» YOUR OBJECTIVE
Show all lines from the data that include the word "aliquid".

» RECORDS PROVIDED
· · ·

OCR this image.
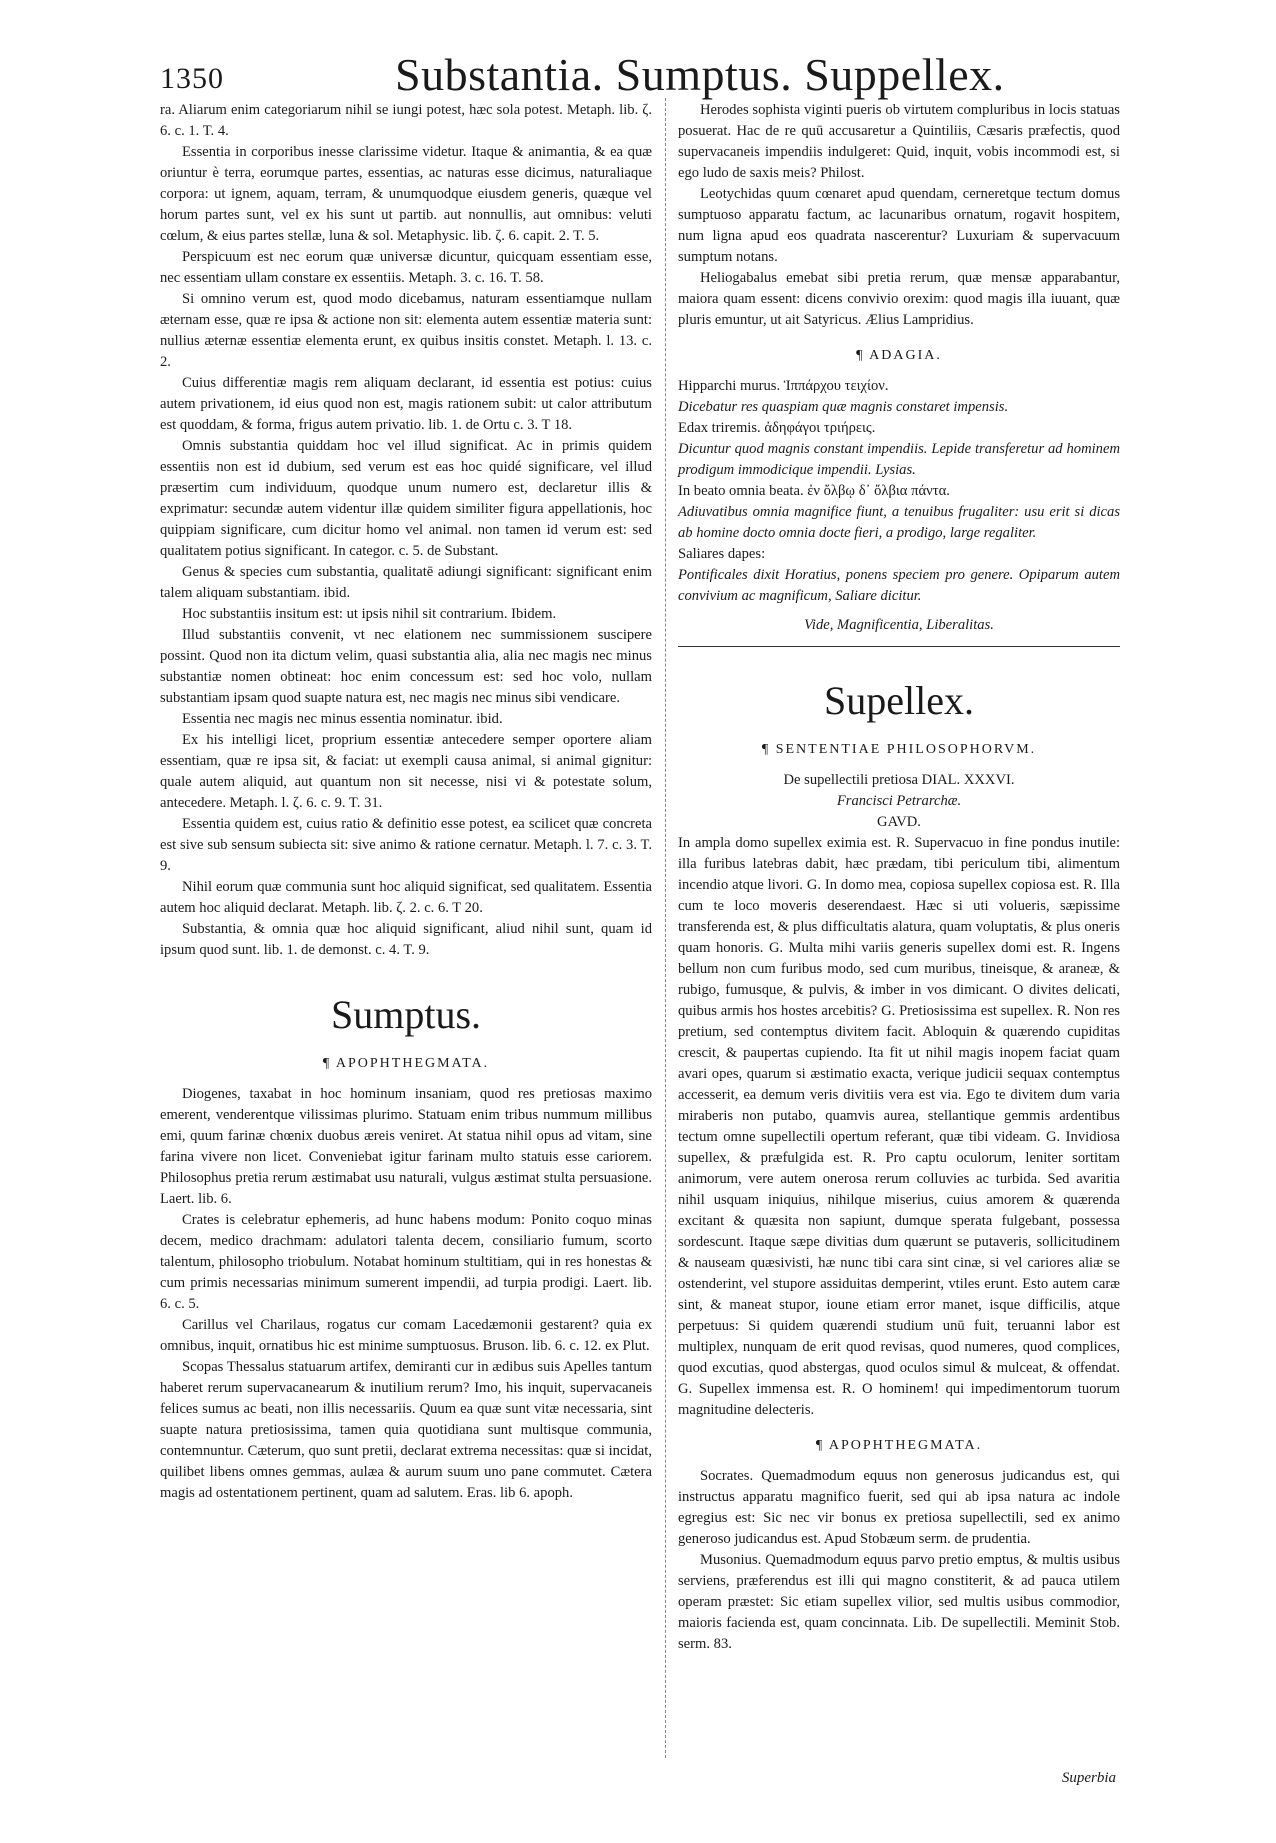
1350	Substantia. Sumptus. Suppellex.

ra. Aliarum enim categoriarum nihil se iungi potest, hæc sola potest. Metaph. lib. ζ. 6. c. 1. T. 4.

Essentia in corporibus inesse clarissime videtur. Itaque & animantia, & ea quæ oriuntur è terra, eorumque partes, essentias, ac naturas esse dicimus, naturaliaque corpora: ut ignem, aquam, terram, & unumquodque eiusdem generis, quæque vel horum partes sunt, vel ex his sunt ut partib. aut nonnullis, aut omnibus: veluti cœlum, & eius partes stellæ, luna & sol. Metaphysic. lib. ζ. 6. capit. 2. T. 5.

Perspicuum est nec eorum quæ universæ dicuntur, quicquam essentiam esse, nec essentiam ullam constare ex essentiis. Metaph. 3. c. 16. T. 58.

Si omnino verum est, quod modo dicebamus, naturam essentiamque nullam æternam esse, quæ re ipsa & actione non sit: elementa autem essentiæ materia sunt: nullius æternæ essentiæ elementa erunt, ex quibus insitis constet. Metaph. l. 13. c. 2.

Cuius differentiæ magis rem aliquam declarant, id essentia est potius: cuius autem privationem, id eius quod non est, magis rationem subit: ut calor attributum est quoddam, & forma, frigus autem privatio. lib. 1. de Ortu c. 3. T 18.

Omnis substantia quiddam hoc vel illud significat. Ac in primis quidem essentiis non est id dubium, sed verum est eas hoc quidé significare, vel illud præsertim cum individuum, quodque unum numero est, declaretur illis & exprimatur: secundæ autem videntur illæ quidem similiter figura appellationis, hoc quippiam significare, cum dicitur homo vel animal. non tamen id verum est: sed qualitatem potius significant. In categor. c. 5. de Substant.

Genus & species cum substantia, qualitatē adiungi significant: significant enim talem aliquam substantiam. ibid.

Hoc substantiis insitum est: ut ipsis nihil sit contrarium. Ibidem.

Illud substantiis convenit, vt nec elationem nec summissionem suscipere possint. Quod non ita dictum velim, quasi substantia alia, alia nec magis nec minus substantiæ nomen obtineat: hoc enim concessum est: sed hoc volo, nullam substantiam ipsam quod suapte natura est, nec magis nec minus sibi vendicare.

Essentia nec magis nec minus essentia nominatur. ibid.

Ex his intelligi licet, proprium essentiæ antecedere semper oportere aliam essentiam, quæ re ipsa sit, & faciat: ut exempli causa animal, si animal gignitur: quale autem aliquid, aut quantum non sit necesse, nisi vi & potestate solum, antecedere. Metaph. l. ζ. 6. c. 9. T. 31.

Essentia quidem est, cuius ratio & definitio esse potest, ea scilicet quæ concreta est sive sub sensum subiecta sit: sive animo & ratione cernatur. Metaph. l. 7. c. 3. T. 9.

Nihil eorum quæ communia sunt hoc aliquid significat, sed qualitatem. Essentia autem hoc aliquid declarat. Metaph. lib. ζ. 2. c. 6. T 20.

Substantia, & omnia quæ hoc aliquid significant, aliud nihil sunt, quam id ipsum quod sunt. lib. 1. de demonst. c. 4. T. 9.

Sumptus.
¶ APOPHTHEGMATA.

Diogenes, taxabat in hoc hominum insaniam, quod res pretiosas maximo emerent, venderentque vilissimas plurimo. Statuam enim tribus nummum millibus emi, quum farinæ chœnix duobus æreis veniret. At statua nihil opus ad vitam, sine farina vivere non licet. Conveniebat igitur farinam multo statuis esse cariorem. Philosophus pretia rerum æstimabat usu naturali, vulgus æstimat stulta persuasione. Laert. lib. 6.

Crates is celebratur ephemeris, ad hunc habens modum: Ponito coquo minas decem, medico drachmam: adulatori talenta decem, consiliario fumum, scorto talentum, philosopho triobulum. Notabat hominum stultitiam, qui in res honestas & cum primis necessarias minimum sumerent impendii, ad turpia prodigi. Laert. lib. 6. c. 5.

Carillus vel Charilaus, rogatus cur comam Lacedæmonii gestarent? quia ex omnibus, inquit, ornatibus hic est minime sumptuosus. Bruson. lib. 6. c. 12. ex Plut.

Scopas Thessalus statuarum artifex, demiranti cur in ædibus suis Apelles tantum haberet rerum supervacanearum & inutilium rerum? Imo, his inquit, supervacaneis felices sumus ac beati, non illis necessariis. Quum ea quæ sunt vitæ necessaria, sint suapte natura pretiosissima, tamen quia quotidiana sunt multisque communia, contemnuntur. Cæterum, quo sunt pretii, declarat extrema necessitas: quæ si incidat, quilibet libens omnes gemmas, aulæa & aurum suum uno pane commutet. Cætera magis ad ostentationem pertinent, quam ad salutem. Eras. lib 6. apoph.

Herodes sophista viginti pueris ob virtutem compluribus in locis statuas posuerat. Hac de re quū accusaretur a Quintiliis, Cæsaris præfectis, quod supervacaneis impendiis indulgeret: Quid, inquit, vobis incommodi est, si ego ludo de saxis meis? Philost.

Leotychidas quum cœnaret apud quendam, cerneretque tectum domus sumptuoso apparatu factum, ac lacunaribus ornatum, rogavit hospitem, num ligna apud eos quadrata nascerentur? Luxuriam & supervacuum sumptum notans.

Heliogabalus emebat sibi pretia rerum, quæ mensæ apparabantur, maiora quam essent: dicens convivio orexim: quod magis illa iuuant, quæ pluris emuntur, ut ait Satyricus. Ælius Lampridius.

¶ ADAGIA.

Hipparchi murus. Ἱππάρχου τειχίον.

Dicebatur res quaspiam quæ magnis constaret impensis.

Edax triremis. ἀδηφάγοι τριήρεις.

Dicuntur quod magnis constant impendiis. Lepide transferetur ad hominem prodigum immodicique impendii. Lysias.

In beato omnia beata. ἐν ὄλβῳ δ᾽ ὄλβια πάντα.

Adiuvatibus omnia magnifice fiunt, a tenuibus frugaliter: usu erit si dicas ab homine docto omnia docte fieri, a prodigo, large regaliter.

Saliares dapes:

Pontificales dixit Horatius, ponens speciem pro genere. Opiparum autem convivium ac magnificum, Saliare dicitur.

Vide, Magnificentia, Liberalitas.

Supellex.
¶ SENTENTIAE PHILOSOPHORVM.

De supellectili pretiosa DIAL. XXXVI.

Francisci Petrarchæ.

GAVD.

In ampla domo supellex eximia est. R. Supervacuo in fine pondus inutile: illa furibus latebras dabit, hæc prædam, tibi periculum tibi, alimentum incendio atque livori. G. In domo mea, copiosa supellex copiosa est. R. Illa cum te loco moveris deserendaest. Hæc si uti volueris, sæpissime transferenda est, & plus difficultatis alatura, quam voluptatis, & plus oneris quam honoris. G. Multa mihi variis generis supellex domi est. R. Ingens bellum non cum furibus modo, sed cum muribus, tineisque, & araneæ, & rubigo, fumusque, & pulvis, & imber in vos dimicant. O divites delicati, quibus armis hos hostes arcebitis? G. Pretiosissima est supellex. R. Non res pretium, sed contemptus divitem facit. Abloquin & quærendo cupiditas crescit, & paupertas cupiendo. Ita fit ut nihil magis inopem faciat quam avari opes, quarum si æstimatio exacta, verique judicii sequax contemptus accesserit, ea demum veris divitiis vera est via. Ego te divitem dum varia miraberis non putabo, quamvis aurea, stellantique gemmis ardentibus tectum omne supellectili opertum referant, quæ tibi videam. G. Invidiosa supellex, & præfulgida est. R. Pro captu oculorum, leniter sortitam animorum, vere autem onerosa rerum colluvies ac turbida. Sed avaritia nihil usquam iniquius, nihilque miserius, cuius amorem & quærenda excitant & quæsita non sapiunt, dumque sperata fulgebant, possessa sordescunt. Itaque sæpe divitias dum quærunt se putaveris, sollicitudinem & nauseam quæsivisti, hæ nunc tibi cara sint cinæ, si vel cariores aliæ se ostenderint, vel stupore assiduitas demperint, vtiles erunt. Esto autem caræ sint, & maneat stupor, ioune etiam error manet, isque difficilis, atque perpetuus: Si quidem quærendi studium unū fuit, teruanni labor est multiplex, nunquam de erit quod revisas, quod numeres, quod complices, quod excutias, quod abstergas, quod oculos simul & mulceat, & offendat. G. Supellex immensa est. R. O hominem! qui impedimentorum tuorum magnitudine delecteris.

¶ APOPHTHEGMATA.

Socrates. Quemadmodum equus non generosus judicandus est, qui instructus apparatu magnifico fuerit, sed qui ab ipsa natura ac indole egregius est: Sic nec vir bonus ex pretiosa supellectili, sed ex animo generoso judicandus est. Apud Stobæum serm. de prudentia.

Musonius. Quemadmodum equus parvo pretio emptus, & multis usibus serviens, præferendus est illi qui magno constiterit, & ad pauca utilem operam præstet: Sic etiam supellex vilior, sed multis usibus commodior, maioris facienda est, quam concinnata. Lib. De supellectili. Meminit Stob. serm. 83.

Superbia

· · ·

» ANSWER SPACE
Ex his intelligi licet, proprium essentiæ antecedere semper oportere aliam essentiam, quæ re ipsa sit, & faciat: ut exempli causa animal, si animal gignitur: quale autem aliquid, aut quantum non sit necesse, nisi vi & potestate solum, antecedere. Metaph. l. ζ. 6. c. 9. T. 31.
Nihil eorum quæ communia sunt hoc aliquid significat, sed qualitatem. Essentia autem hoc aliquid declarat. Metaph. lib. ζ. 2. c. 6. T 20.
Substantia, & omnia quæ hoc aliquid significant, aliud nihil sunt, quam id ipsum quod sunt. lib. 1. de demonst. c. 4. T. 9.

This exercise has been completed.